- [Written request]: Give the number of lines in this listing that contain "object", with no other words.

- [Records for the task]:
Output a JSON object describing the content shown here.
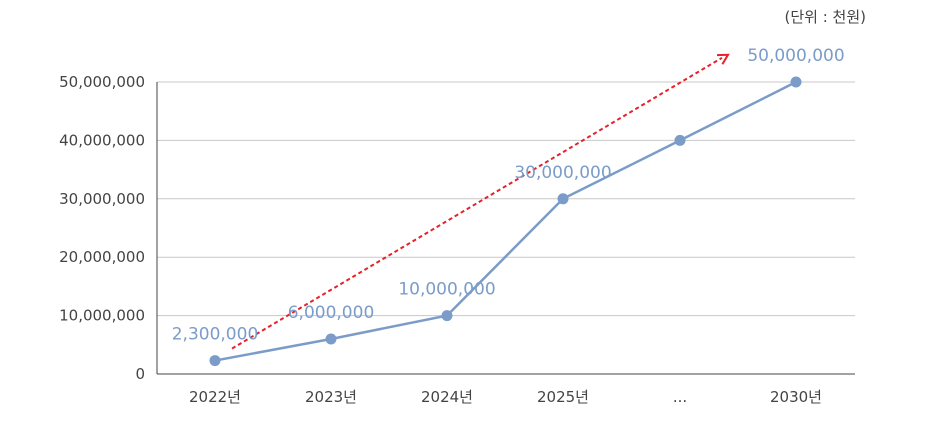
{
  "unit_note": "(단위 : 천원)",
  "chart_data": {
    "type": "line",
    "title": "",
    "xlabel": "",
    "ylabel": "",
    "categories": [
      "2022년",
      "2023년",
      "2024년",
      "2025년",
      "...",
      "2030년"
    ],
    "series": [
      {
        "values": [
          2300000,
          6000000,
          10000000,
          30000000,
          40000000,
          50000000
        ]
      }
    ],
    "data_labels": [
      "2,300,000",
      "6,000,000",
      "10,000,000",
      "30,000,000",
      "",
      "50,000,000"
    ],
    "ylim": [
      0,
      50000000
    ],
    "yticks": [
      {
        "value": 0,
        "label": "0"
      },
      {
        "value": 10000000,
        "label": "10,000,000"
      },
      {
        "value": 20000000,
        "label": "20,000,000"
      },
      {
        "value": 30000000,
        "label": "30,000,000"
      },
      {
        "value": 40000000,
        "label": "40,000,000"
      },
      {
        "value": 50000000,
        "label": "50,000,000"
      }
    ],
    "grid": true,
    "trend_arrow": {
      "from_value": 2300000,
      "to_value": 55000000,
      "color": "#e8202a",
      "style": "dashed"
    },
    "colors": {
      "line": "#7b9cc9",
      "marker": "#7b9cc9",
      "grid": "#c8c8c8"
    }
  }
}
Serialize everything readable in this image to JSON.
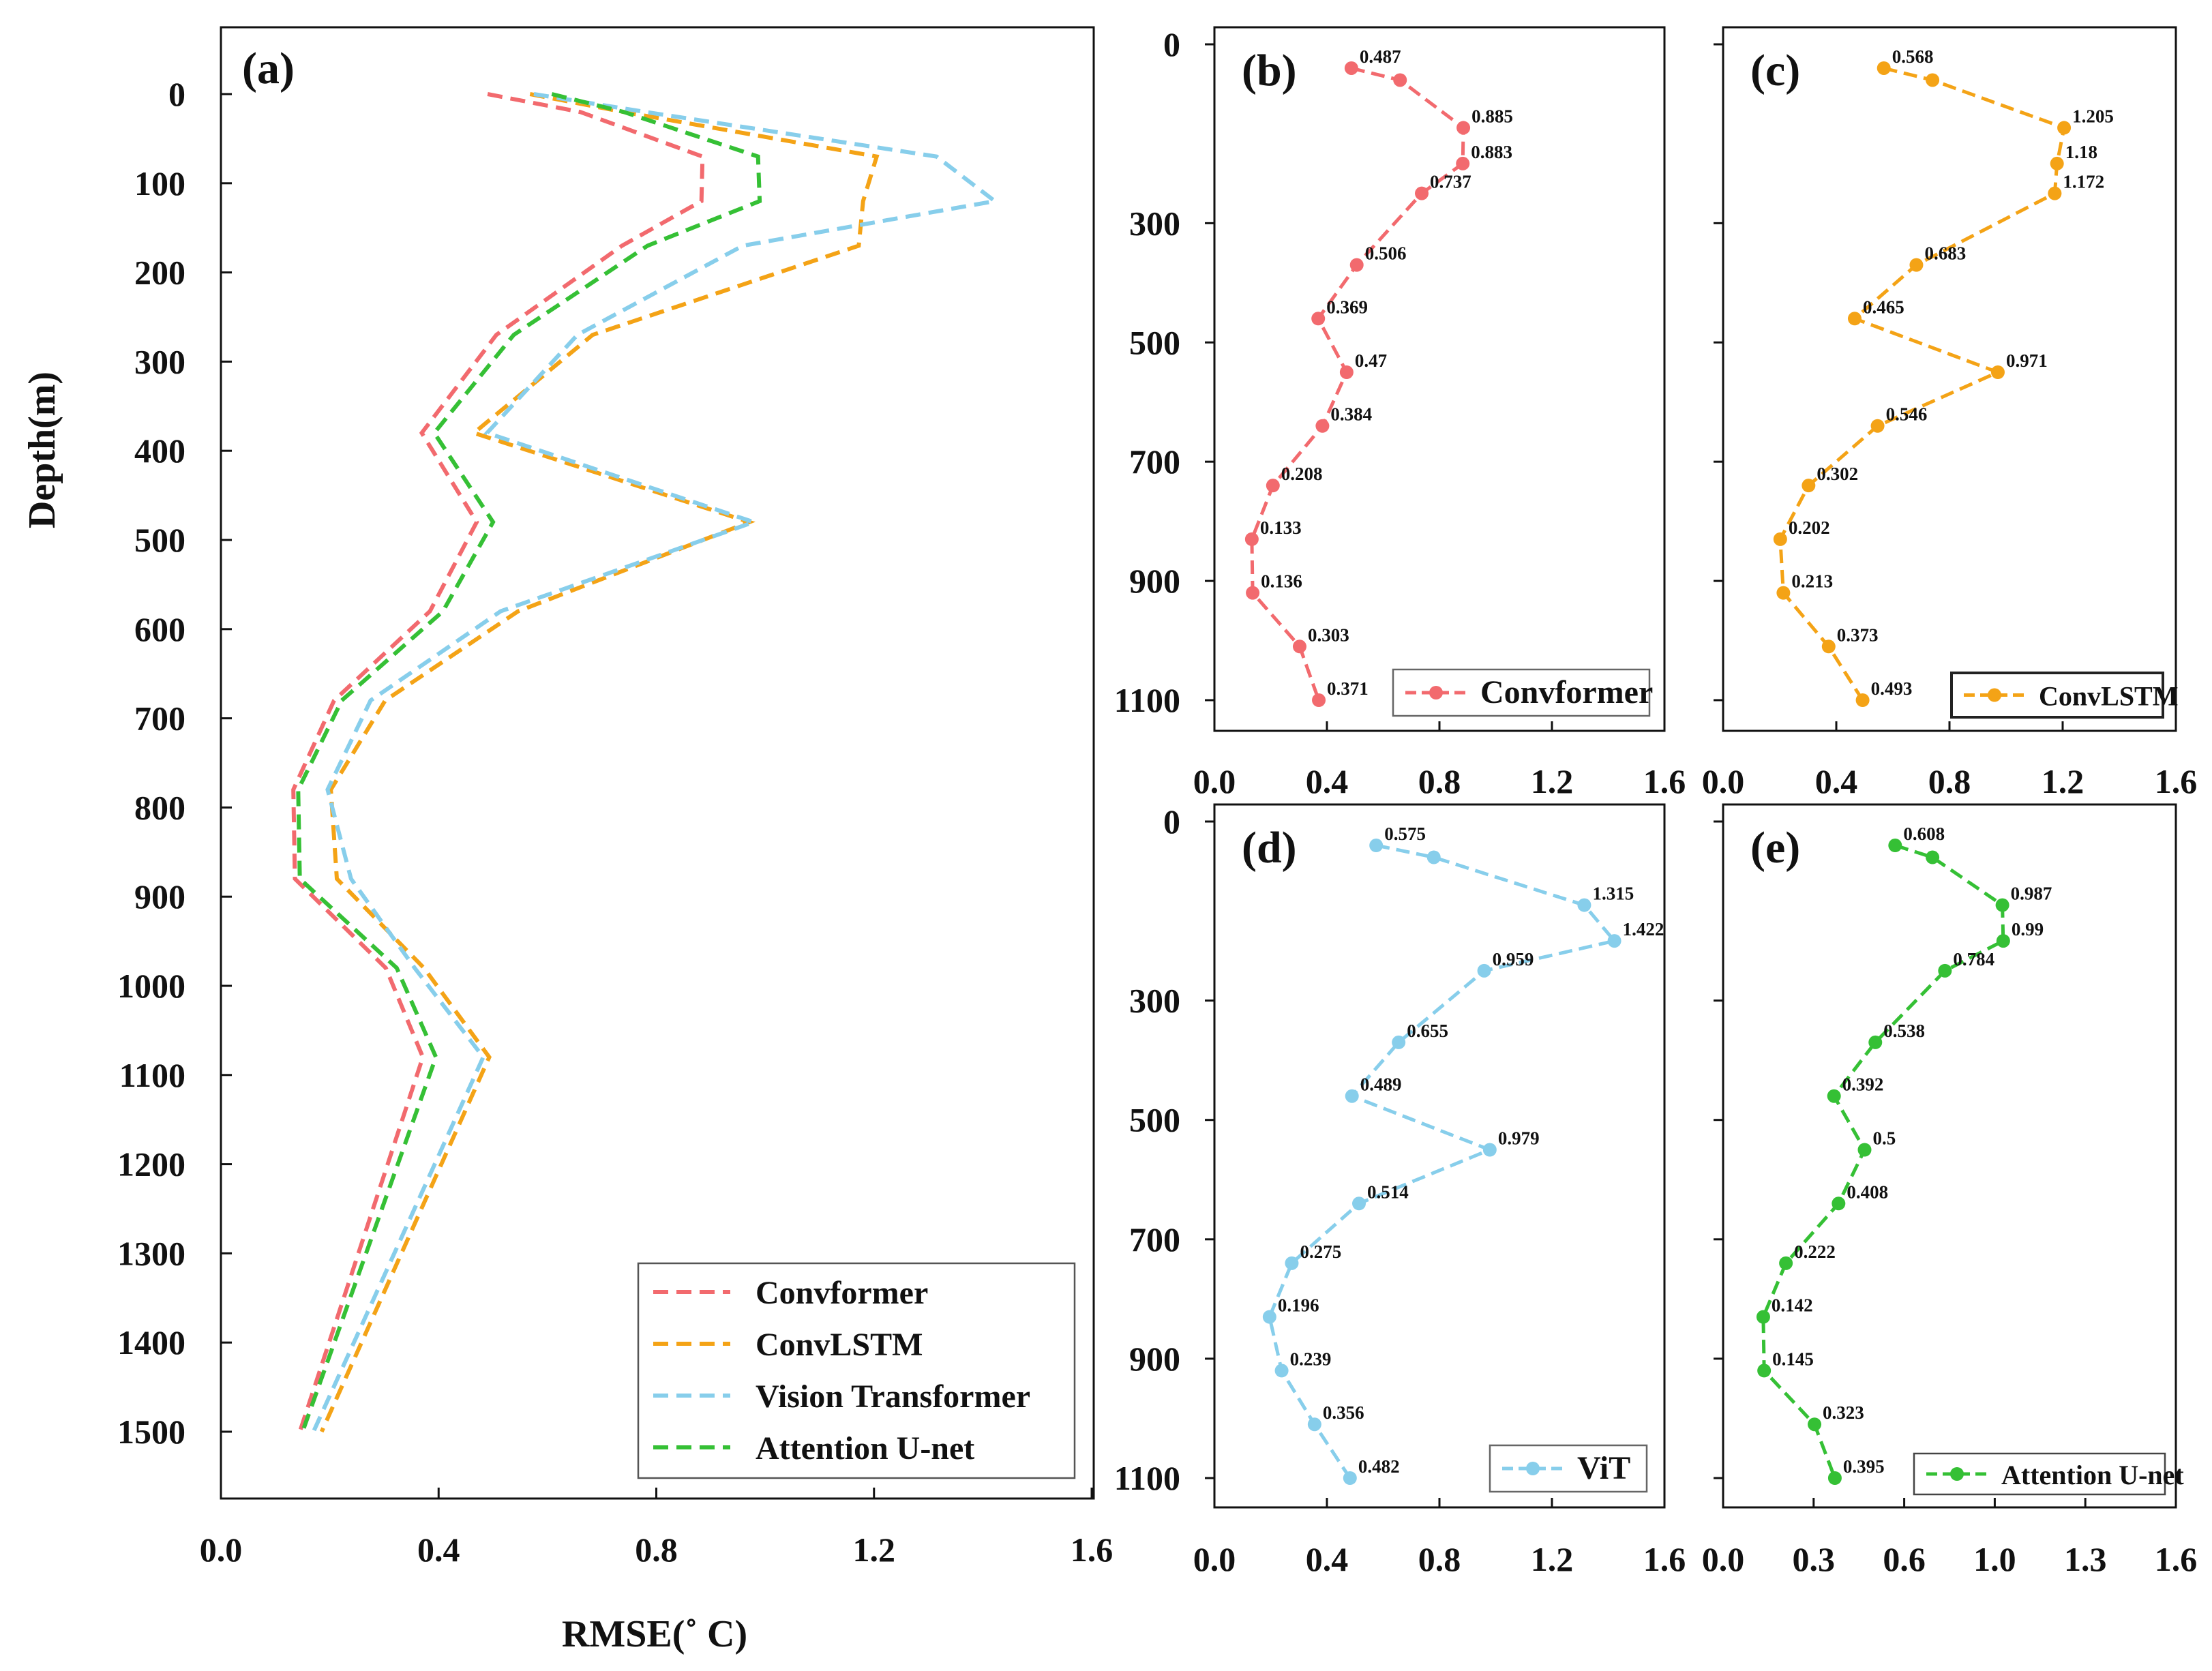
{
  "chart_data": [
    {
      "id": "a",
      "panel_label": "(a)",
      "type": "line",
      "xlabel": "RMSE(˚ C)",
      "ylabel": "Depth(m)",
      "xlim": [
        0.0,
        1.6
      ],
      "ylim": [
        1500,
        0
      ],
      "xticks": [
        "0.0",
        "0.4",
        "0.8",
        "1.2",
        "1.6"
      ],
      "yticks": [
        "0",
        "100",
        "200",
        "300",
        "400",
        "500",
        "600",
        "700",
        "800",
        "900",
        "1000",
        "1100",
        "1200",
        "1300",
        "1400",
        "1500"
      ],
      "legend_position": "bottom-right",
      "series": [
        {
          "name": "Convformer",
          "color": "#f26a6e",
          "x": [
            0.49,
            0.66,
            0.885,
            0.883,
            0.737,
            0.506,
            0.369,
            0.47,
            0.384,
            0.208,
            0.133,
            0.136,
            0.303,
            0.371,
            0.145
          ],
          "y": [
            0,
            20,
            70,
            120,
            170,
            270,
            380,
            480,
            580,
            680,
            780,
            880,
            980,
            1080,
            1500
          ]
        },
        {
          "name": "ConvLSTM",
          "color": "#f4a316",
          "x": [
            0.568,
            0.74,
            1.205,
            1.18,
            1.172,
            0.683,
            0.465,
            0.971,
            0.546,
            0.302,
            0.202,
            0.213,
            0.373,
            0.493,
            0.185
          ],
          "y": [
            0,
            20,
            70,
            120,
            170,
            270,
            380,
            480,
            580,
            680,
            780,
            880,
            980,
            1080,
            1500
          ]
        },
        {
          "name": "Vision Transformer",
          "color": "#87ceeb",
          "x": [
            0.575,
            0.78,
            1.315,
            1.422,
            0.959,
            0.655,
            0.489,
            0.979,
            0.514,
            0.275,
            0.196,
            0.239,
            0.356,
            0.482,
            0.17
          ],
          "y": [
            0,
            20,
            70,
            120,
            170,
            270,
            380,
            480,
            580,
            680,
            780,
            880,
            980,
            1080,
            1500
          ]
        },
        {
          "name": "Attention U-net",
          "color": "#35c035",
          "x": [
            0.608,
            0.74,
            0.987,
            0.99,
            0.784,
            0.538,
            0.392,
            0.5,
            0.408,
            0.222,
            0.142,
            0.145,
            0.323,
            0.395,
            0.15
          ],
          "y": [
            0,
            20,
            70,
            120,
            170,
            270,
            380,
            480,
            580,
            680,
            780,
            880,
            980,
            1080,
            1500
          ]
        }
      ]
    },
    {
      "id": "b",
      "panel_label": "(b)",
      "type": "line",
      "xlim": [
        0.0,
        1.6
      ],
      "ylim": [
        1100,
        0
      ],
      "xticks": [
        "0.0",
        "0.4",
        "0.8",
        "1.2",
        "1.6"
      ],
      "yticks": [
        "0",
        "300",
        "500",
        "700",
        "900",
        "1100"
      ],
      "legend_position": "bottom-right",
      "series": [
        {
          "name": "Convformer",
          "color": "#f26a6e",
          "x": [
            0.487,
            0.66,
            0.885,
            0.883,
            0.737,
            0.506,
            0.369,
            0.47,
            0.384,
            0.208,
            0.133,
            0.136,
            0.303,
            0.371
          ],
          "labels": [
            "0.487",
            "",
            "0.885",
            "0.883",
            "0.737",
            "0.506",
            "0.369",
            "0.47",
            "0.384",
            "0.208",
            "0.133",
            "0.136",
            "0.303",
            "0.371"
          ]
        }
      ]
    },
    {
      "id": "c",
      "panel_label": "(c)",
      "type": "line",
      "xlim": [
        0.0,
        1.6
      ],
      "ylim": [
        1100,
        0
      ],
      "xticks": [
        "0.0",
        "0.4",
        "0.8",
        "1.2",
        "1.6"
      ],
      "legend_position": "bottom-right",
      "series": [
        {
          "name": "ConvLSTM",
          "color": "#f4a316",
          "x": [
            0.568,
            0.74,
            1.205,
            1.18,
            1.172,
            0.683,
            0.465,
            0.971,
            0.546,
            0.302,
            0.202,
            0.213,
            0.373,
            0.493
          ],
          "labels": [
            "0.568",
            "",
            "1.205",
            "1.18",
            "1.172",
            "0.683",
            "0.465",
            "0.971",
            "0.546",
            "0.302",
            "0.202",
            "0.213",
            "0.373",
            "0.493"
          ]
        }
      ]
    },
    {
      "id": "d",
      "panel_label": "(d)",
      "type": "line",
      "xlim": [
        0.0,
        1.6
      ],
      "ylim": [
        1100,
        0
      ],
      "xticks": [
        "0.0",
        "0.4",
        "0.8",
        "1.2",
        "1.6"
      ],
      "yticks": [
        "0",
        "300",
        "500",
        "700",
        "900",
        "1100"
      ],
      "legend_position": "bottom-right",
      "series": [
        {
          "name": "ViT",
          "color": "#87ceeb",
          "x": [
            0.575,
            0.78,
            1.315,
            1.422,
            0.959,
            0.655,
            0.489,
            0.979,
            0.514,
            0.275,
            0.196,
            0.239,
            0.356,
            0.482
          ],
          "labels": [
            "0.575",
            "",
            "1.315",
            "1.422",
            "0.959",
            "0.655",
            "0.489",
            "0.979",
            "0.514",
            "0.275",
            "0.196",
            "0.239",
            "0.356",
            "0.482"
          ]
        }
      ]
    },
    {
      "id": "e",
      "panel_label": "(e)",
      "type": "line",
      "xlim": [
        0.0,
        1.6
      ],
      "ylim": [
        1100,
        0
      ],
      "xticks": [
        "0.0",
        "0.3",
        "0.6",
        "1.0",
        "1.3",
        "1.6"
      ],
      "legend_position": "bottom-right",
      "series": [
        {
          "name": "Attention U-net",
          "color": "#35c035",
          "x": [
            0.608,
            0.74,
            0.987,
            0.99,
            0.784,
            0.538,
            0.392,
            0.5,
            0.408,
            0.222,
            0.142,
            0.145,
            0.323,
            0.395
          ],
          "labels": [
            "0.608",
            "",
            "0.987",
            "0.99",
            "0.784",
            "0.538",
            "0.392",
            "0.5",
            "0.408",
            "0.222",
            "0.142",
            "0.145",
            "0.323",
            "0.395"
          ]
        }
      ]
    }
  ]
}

---

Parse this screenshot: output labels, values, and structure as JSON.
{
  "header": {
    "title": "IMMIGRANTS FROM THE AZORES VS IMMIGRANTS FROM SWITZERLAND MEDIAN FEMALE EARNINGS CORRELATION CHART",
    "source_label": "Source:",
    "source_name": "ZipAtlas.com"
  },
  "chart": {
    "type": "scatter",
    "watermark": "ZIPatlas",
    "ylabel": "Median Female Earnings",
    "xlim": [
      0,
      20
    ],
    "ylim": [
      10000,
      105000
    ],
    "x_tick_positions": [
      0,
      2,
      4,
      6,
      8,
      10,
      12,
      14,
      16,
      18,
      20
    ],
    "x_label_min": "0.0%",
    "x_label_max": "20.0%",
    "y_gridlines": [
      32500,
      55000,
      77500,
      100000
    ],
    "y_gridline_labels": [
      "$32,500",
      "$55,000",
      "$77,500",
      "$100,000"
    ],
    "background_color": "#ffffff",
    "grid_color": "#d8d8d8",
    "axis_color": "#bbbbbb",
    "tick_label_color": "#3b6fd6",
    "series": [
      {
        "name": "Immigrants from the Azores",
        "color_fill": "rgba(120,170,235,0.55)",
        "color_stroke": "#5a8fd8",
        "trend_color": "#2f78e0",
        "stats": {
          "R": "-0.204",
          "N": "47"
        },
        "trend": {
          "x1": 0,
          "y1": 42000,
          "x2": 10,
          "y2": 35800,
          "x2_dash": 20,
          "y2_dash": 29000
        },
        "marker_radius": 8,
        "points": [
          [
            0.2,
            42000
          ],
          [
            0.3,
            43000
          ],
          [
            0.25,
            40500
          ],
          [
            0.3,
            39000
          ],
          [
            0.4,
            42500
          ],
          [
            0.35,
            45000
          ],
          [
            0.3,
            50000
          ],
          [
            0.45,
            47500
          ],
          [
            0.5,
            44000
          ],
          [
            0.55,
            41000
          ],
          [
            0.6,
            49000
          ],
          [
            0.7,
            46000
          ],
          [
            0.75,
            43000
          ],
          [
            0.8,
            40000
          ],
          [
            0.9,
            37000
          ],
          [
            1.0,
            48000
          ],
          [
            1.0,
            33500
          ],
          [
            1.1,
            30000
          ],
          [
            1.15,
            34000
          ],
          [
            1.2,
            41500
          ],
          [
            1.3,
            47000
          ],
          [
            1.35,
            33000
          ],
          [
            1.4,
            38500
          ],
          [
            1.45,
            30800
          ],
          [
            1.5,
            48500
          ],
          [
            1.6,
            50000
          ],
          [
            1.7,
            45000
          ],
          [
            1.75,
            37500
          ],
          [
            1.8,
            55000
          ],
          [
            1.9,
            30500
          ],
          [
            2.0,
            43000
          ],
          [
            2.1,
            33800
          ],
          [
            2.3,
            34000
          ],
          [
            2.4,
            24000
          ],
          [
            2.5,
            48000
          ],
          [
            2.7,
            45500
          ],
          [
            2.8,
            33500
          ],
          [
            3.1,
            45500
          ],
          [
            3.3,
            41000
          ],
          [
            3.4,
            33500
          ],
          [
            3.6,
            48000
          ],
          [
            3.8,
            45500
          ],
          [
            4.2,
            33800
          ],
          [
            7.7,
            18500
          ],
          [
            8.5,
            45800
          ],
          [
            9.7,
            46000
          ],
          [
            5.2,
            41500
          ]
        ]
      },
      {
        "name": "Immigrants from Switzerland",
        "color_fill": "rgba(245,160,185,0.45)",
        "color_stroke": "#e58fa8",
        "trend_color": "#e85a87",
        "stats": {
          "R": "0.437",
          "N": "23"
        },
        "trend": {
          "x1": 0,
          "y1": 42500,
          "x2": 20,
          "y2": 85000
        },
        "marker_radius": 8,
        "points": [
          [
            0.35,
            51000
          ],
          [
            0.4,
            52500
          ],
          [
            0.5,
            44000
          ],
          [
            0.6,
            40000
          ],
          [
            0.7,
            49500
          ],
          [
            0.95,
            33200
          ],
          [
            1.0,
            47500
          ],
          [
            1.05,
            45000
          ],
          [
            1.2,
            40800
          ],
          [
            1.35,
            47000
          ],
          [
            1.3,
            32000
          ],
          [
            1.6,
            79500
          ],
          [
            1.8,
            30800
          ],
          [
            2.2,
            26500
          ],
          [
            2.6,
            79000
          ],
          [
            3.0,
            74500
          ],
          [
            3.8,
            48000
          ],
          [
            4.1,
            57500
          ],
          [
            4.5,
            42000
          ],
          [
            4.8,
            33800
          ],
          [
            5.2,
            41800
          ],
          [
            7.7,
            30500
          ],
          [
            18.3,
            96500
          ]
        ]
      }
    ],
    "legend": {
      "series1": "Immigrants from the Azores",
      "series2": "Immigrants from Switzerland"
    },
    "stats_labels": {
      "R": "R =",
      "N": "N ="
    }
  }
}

==

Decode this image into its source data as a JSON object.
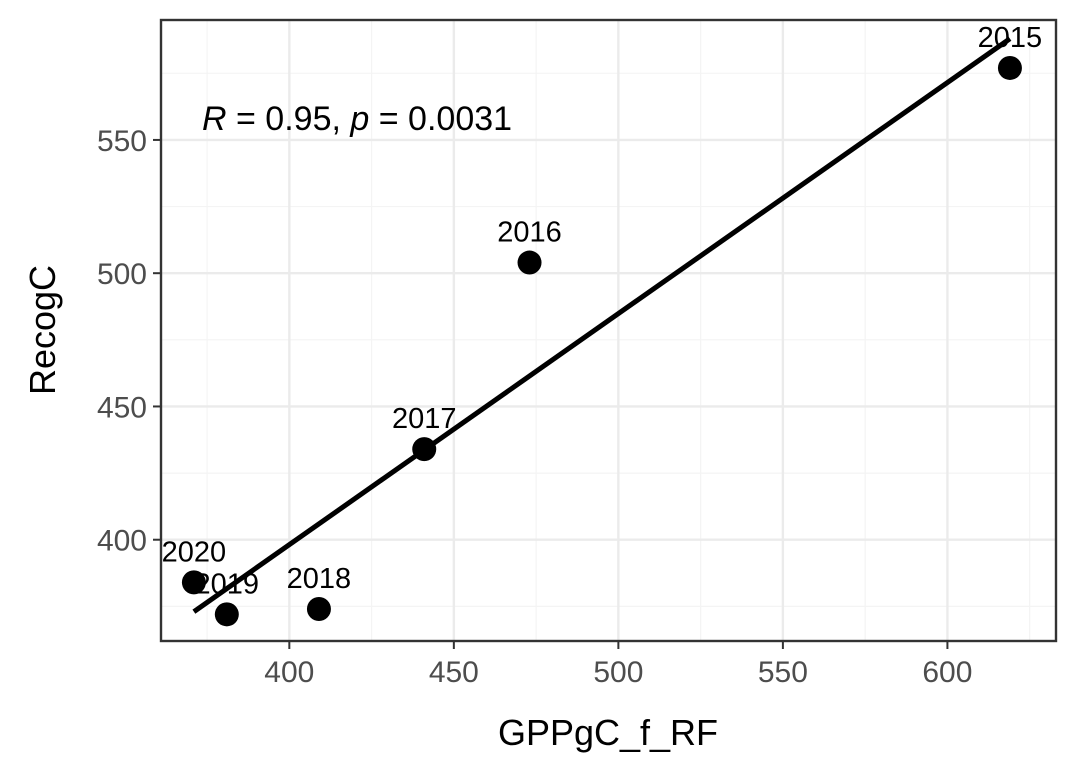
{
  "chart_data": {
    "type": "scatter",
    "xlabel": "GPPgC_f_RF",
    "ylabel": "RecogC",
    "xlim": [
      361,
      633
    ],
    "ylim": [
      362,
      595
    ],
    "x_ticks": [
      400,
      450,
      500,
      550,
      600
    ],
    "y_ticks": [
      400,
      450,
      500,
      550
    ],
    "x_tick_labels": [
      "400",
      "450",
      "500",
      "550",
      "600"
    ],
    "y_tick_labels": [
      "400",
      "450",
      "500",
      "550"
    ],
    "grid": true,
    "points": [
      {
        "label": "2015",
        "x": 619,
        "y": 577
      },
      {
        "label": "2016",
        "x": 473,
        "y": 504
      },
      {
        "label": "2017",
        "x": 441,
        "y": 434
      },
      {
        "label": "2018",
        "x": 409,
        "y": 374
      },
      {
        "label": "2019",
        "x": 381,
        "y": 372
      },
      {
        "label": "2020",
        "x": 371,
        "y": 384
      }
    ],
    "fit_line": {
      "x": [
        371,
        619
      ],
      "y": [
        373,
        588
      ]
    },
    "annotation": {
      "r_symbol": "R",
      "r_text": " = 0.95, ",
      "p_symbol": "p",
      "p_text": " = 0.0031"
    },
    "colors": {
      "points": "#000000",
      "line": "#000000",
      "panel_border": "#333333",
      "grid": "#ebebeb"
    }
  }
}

- [Task output]: 2